What you should do: Identify and copy all lines of the material where the string "name" is found.

Dataset extract:
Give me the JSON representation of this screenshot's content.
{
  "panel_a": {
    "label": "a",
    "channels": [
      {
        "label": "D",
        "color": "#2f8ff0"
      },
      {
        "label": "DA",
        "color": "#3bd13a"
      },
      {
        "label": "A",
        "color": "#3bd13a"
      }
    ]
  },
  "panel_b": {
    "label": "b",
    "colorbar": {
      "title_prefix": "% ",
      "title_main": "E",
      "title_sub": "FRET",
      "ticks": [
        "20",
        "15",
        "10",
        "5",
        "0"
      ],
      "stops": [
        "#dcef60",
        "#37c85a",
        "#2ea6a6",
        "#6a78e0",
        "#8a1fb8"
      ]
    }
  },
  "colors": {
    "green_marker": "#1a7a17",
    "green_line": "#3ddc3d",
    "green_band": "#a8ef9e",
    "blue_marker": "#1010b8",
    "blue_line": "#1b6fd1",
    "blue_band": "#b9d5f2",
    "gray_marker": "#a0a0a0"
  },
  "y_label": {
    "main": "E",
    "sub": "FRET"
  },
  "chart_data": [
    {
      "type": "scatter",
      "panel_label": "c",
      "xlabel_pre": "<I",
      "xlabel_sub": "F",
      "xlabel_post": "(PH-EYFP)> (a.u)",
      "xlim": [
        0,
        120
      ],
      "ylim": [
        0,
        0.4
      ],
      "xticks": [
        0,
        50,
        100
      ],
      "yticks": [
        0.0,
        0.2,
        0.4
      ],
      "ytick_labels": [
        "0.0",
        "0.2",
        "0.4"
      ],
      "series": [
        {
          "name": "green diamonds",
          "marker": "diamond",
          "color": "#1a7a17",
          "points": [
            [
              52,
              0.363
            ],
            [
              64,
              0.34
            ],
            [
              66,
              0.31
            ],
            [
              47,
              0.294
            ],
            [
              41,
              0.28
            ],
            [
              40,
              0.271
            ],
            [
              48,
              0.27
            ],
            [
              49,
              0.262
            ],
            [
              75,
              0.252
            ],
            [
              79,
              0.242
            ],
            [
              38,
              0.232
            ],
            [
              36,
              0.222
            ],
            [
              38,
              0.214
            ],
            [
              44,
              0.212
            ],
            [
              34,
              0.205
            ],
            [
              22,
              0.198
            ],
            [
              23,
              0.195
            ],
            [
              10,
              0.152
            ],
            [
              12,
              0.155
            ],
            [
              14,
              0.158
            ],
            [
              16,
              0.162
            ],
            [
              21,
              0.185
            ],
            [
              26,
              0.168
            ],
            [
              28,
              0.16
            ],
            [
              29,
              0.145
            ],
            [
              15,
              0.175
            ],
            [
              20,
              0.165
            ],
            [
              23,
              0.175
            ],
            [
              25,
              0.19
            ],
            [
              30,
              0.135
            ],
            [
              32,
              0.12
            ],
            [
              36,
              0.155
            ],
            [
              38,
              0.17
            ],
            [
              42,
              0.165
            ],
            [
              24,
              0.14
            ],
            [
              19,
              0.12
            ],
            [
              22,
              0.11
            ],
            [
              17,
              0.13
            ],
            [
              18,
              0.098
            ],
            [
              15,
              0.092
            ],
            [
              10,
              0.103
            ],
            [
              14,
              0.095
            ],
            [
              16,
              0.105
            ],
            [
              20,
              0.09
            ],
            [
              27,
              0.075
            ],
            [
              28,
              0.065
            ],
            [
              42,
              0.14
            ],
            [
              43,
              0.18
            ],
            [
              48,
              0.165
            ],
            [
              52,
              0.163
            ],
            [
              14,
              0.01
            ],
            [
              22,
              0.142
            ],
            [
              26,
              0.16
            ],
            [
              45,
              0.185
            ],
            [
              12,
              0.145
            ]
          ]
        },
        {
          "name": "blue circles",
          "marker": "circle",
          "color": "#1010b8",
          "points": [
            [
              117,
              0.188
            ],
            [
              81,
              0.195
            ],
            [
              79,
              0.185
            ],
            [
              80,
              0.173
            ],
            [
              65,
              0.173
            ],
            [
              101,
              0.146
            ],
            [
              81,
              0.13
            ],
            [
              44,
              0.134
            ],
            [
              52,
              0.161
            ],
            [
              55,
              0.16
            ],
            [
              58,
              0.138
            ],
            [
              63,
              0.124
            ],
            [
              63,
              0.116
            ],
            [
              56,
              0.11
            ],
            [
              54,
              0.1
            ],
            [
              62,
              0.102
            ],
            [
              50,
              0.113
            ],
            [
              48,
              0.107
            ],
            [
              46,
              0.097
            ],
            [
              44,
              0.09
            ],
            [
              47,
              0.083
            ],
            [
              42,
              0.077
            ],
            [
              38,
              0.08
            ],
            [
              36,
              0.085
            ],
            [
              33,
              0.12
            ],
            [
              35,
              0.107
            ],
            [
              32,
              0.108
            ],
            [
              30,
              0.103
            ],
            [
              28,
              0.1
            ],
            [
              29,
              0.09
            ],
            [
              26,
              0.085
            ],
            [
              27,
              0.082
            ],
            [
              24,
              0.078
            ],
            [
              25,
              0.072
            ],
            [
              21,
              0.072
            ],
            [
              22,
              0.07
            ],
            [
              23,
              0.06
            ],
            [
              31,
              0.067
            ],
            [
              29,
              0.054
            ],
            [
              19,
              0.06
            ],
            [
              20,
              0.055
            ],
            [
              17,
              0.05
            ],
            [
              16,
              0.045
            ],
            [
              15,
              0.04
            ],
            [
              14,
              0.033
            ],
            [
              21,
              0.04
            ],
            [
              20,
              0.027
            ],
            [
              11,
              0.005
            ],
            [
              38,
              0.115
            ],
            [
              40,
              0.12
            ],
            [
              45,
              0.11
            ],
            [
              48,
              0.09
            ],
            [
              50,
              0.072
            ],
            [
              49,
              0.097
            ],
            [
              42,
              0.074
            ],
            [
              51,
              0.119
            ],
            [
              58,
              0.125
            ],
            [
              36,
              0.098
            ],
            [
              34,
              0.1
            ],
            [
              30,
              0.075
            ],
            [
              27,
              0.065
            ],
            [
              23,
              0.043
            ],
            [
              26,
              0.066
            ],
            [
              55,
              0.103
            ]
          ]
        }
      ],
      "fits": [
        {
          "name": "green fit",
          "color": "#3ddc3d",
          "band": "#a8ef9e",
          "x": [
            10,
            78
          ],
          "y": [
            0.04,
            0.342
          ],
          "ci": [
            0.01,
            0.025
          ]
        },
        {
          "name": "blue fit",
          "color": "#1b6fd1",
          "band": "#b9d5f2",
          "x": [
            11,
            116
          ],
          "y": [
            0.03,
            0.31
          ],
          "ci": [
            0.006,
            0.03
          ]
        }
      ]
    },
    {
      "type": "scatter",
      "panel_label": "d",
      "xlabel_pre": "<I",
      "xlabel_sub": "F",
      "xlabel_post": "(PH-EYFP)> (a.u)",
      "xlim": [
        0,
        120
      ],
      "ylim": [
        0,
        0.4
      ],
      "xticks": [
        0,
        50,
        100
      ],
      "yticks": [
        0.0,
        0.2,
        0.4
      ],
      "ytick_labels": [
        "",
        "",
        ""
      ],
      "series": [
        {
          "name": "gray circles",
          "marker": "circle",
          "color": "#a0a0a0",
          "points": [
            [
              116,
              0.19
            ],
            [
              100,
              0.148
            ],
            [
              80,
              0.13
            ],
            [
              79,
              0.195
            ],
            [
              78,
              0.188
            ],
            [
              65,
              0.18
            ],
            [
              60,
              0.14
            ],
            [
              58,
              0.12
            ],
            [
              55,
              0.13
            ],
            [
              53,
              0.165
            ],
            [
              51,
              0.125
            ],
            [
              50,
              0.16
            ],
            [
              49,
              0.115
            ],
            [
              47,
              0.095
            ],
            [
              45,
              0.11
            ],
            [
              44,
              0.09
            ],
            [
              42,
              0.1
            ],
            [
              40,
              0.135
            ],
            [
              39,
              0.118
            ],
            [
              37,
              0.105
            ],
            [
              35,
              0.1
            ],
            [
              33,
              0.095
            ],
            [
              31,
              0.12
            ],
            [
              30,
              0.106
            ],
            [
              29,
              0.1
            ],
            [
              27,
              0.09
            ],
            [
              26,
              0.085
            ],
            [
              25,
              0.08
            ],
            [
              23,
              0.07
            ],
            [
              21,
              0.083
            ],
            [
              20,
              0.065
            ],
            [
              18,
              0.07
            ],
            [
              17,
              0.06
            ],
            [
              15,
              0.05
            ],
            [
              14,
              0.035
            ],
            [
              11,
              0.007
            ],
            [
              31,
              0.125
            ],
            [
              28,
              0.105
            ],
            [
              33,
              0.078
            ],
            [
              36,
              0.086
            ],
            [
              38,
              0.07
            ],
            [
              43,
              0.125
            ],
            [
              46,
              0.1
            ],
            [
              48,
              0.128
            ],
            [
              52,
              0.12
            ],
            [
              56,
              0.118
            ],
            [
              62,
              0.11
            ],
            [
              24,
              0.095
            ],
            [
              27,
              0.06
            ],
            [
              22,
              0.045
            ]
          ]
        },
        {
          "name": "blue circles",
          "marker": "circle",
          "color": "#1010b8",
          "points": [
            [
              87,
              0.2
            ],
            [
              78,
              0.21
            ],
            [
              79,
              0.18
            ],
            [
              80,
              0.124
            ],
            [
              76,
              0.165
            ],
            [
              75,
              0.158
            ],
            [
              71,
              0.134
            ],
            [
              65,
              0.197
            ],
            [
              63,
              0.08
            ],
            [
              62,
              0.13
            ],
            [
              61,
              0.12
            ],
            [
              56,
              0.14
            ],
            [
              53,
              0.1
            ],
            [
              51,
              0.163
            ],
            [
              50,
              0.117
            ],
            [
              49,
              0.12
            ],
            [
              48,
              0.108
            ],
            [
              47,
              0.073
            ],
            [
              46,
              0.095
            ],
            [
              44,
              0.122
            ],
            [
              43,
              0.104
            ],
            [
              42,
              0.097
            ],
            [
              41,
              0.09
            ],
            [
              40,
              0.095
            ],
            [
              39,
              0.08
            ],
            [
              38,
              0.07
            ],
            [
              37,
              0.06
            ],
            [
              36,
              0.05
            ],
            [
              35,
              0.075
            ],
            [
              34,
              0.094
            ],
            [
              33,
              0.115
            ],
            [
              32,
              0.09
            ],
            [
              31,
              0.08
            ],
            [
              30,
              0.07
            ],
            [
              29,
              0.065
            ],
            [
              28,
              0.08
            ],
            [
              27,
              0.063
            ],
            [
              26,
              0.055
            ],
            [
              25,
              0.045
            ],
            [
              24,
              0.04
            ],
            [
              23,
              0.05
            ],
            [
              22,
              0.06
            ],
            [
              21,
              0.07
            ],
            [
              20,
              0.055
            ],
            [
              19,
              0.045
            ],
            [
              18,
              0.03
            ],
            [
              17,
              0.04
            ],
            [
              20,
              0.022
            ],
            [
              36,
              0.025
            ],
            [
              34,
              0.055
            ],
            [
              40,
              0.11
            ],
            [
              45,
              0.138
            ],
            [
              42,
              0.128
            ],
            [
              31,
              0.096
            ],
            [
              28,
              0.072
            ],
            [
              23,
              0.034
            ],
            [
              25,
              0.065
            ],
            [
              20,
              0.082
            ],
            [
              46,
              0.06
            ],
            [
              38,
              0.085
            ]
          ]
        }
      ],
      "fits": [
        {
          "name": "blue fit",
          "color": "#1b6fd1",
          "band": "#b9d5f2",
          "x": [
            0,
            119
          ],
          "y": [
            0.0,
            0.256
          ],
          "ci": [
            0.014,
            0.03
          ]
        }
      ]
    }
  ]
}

Output for this task:
          "name": "green diamonds",
          "name": "blue circles",
          "name": "green fit",
          "name": "blue fit",
          "name": "gray circles",
          "name": "blue circles",
          "name": "blue fit",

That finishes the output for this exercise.